* Stored data:
○ ○ ○ ○ ○

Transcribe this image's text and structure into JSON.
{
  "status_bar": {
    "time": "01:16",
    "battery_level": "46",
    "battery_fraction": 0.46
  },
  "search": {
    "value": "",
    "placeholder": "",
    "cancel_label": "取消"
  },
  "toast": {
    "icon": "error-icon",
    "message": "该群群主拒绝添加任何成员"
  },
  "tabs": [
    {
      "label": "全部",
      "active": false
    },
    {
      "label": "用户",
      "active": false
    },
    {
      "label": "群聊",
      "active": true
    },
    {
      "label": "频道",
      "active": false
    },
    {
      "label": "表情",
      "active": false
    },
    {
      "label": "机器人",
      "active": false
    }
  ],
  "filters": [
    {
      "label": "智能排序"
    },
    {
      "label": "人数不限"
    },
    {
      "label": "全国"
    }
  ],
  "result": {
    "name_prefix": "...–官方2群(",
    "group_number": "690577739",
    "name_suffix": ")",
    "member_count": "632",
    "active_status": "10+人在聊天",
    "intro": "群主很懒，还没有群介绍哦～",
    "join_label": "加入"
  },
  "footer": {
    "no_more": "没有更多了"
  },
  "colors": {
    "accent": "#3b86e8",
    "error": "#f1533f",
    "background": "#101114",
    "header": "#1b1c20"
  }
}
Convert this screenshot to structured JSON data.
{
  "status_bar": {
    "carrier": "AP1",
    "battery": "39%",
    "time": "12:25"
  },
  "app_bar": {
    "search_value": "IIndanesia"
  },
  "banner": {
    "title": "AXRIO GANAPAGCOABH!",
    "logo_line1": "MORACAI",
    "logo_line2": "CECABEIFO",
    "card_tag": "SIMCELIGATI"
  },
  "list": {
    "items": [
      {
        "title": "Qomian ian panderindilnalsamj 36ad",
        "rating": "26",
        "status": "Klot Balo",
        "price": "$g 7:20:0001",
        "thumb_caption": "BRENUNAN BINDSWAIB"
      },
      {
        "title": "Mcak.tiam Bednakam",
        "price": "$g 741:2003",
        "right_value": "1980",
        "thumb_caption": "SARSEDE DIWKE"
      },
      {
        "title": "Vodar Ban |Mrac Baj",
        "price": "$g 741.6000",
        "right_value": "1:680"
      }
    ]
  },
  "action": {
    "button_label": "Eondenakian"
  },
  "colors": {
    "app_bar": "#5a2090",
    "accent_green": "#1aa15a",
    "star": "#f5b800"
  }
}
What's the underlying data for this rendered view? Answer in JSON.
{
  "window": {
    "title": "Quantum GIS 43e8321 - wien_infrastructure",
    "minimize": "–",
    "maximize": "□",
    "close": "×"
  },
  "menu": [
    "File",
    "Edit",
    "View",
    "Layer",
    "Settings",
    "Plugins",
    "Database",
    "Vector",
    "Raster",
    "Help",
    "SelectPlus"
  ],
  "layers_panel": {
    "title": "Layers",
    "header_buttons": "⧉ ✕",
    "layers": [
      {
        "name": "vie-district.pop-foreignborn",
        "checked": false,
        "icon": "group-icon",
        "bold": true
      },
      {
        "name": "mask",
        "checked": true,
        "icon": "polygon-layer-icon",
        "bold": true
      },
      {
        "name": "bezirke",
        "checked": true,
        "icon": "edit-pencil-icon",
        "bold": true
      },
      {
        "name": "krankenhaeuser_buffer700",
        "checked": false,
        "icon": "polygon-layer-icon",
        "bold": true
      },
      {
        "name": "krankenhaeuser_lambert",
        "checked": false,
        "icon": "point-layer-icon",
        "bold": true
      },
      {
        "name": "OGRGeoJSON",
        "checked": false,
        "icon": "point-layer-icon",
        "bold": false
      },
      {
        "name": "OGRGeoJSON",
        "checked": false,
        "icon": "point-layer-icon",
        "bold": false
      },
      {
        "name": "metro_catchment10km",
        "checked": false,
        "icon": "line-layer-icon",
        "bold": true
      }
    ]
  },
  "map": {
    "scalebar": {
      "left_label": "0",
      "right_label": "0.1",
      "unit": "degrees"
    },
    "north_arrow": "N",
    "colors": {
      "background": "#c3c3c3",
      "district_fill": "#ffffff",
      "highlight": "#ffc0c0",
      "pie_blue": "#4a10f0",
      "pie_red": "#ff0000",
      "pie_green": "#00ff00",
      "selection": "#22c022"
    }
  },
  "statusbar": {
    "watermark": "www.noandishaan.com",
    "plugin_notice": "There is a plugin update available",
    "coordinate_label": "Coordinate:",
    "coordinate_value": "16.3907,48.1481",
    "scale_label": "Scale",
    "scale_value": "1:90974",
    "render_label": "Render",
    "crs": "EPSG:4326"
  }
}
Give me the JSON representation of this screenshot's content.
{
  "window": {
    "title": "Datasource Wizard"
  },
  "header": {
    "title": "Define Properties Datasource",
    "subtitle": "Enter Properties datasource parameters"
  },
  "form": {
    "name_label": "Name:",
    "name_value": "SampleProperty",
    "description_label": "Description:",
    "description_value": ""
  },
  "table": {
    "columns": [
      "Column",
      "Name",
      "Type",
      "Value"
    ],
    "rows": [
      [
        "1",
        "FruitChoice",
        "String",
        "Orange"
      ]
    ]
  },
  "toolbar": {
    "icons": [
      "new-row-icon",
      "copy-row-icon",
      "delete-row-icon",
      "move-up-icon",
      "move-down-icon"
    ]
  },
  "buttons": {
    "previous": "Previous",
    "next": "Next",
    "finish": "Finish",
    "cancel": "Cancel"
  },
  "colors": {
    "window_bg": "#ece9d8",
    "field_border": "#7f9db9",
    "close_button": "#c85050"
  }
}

○ ○ ○ ○ ○

* WHAT YOU HAVE TO DO: Quote the material exactly, leaving nothing out.

* COMPLETED TASK:
Transcribe this image's text and structure into JSON.
{
  "status_bar": {
    "time": "01:16",
    "battery_level": "46",
    "battery_fraction": 0.46
  },
  "search": {
    "value": "",
    "placeholder": "",
    "cancel_label": "取消"
  },
  "toast": {
    "icon": "error-icon",
    "message": "该群群主拒绝添加任何成员"
  },
  "tabs": [
    {
      "label": "全部",
      "active": false
    },
    {
      "label": "用户",
      "active": false
    },
    {
      "label": "群聊",
      "active": true
    },
    {
      "label": "频道",
      "active": false
    },
    {
      "label": "表情",
      "active": false
    },
    {
      "label": "机器人",
      "active": false
    }
  ],
  "filters": [
    {
      "label": "智能排序"
    },
    {
      "label": "人数不限"
    },
    {
      "label": "全国"
    }
  ],
  "result": {
    "name_prefix": "...–官方2群(",
    "group_number": "690577739",
    "name_suffix": ")",
    "member_count": "632",
    "active_status": "10+人在聊天",
    "intro": "群主很懒，还没有群介绍哦～",
    "join_label": "加入"
  },
  "footer": {
    "no_more": "没有更多了"
  },
  "colors": {
    "accent": "#3b86e8",
    "error": "#f1533f",
    "background": "#101114",
    "header": "#1b1c20"
  }
}
Convert this screenshot to structured JSON data.
{
  "status_bar": {
    "carrier": "AP1",
    "battery": "39%",
    "time": "12:25"
  },
  "app_bar": {
    "search_value": "IIndanesia"
  },
  "banner": {
    "title": "AXRIO GANAPAGCOABH!",
    "logo_line1": "MORACAI",
    "logo_line2": "CECABEIFO",
    "card_tag": "SIMCELIGATI"
  },
  "list": {
    "items": [
      {
        "title": "Qomian ian panderindilnalsamj 36ad",
        "rating": "26",
        "status": "Klot Balo",
        "price": "$g 7:20:0001",
        "thumb_caption": "BRENUNAN BINDSWAIB"
      },
      {
        "title": "Mcak.tiam Bednakam",
        "price": "$g 741:2003",
        "right_value": "1980",
        "thumb_caption": "SARSEDE DIWKE"
      },
      {
        "title": "Vodar Ban |Mrac Baj",
        "price": "$g 741.6000",
        "right_value": "1:680"
      }
    ]
  },
  "action": {
    "button_label": "Eondenakian"
  },
  "colors": {
    "app_bar": "#5a2090",
    "accent_green": "#1aa15a",
    "star": "#f5b800"
  }
}
What's the underlying data for this rendered view? Answer in JSON.
{
  "window": {
    "title": "Quantum GIS 43e8321 - wien_infrastructure",
    "minimize": "–",
    "maximize": "□",
    "close": "×"
  },
  "menu": [
    "File",
    "Edit",
    "View",
    "Layer",
    "Settings",
    "Plugins",
    "Database",
    "Vector",
    "Raster",
    "Help",
    "SelectPlus"
  ],
  "layers_panel": {
    "title": "Layers",
    "header_buttons": "⧉ ✕",
    "layers": [
      {
        "name": "vie-district.pop-foreignborn",
        "checked": false,
        "icon": "group-icon",
        "bold": true
      },
      {
        "name": "mask",
        "checked": true,
        "icon": "polygon-layer-icon",
        "bold": true
      },
      {
        "name": "bezirke",
        "checked": true,
        "icon": "edit-pencil-icon",
        "bold": true
      },
      {
        "name": "krankenhaeuser_buffer700",
        "checked": false,
        "icon": "polygon-layer-icon",
        "bold": true
      },
      {
        "name": "krankenhaeuser_lambert",
        "checked": false,
        "icon": "point-layer-icon",
        "bold": true
      },
      {
        "name": "OGRGeoJSON",
        "checked": false,
        "icon": "point-layer-icon",
        "bold": false
      },
      {
        "name": "OGRGeoJSON",
        "checked": false,
        "icon": "point-layer-icon",
        "bold": false
      },
      {
        "name": "metro_catchment10km",
        "checked": false,
        "icon": "line-layer-icon",
        "bold": true
      }
    ]
  },
  "map": {
    "scalebar": {
      "left_label": "0",
      "right_label": "0.1",
      "unit": "degrees"
    },
    "north_arrow": "N",
    "colors": {
      "background": "#c3c3c3",
      "district_fill": "#ffffff",
      "highlight": "#ffc0c0",
      "pie_blue": "#4a10f0",
      "pie_red": "#ff0000",
      "pie_green": "#00ff00",
      "selection": "#22c022"
    }
  },
  "statusbar": {
    "watermark": "www.noandishaan.com",
    "plugin_notice": "There is a plugin update available",
    "coordinate_label": "Coordinate:",
    "coordinate_value": "16.3907,48.1481",
    "scale_label": "Scale",
    "scale_value": "1:90974",
    "render_label": "Render",
    "crs": "EPSG:4326"
  }
}
Give me the JSON representation of this screenshot's content.
{
  "window": {
    "title": "Datasource Wizard"
  },
  "header": {
    "title": "Define Properties Datasource",
    "subtitle": "Enter Properties datasource parameters"
  },
  "form": {
    "name_label": "Name:",
    "name_value": "SampleProperty",
    "description_label": "Description:",
    "description_value": ""
  },
  "table": {
    "columns": [
      "Column",
      "Name",
      "Type",
      "Value"
    ],
    "rows": [
      [
        "1",
        "FruitChoice",
        "String",
        "Orange"
      ]
    ]
  },
  "toolbar": {
    "icons": [
      "new-row-icon",
      "copy-row-icon",
      "delete-row-icon",
      "move-up-icon",
      "move-down-icon"
    ]
  },
  "buttons": {
    "previous": "Previous",
    "next": "Next",
    "finish": "Finish",
    "cancel": "Cancel"
  },
  "colors": {
    "window_bg": "#ece9d8",
    "field_border": "#7f9db9",
    "close_button": "#c85050"
  }
}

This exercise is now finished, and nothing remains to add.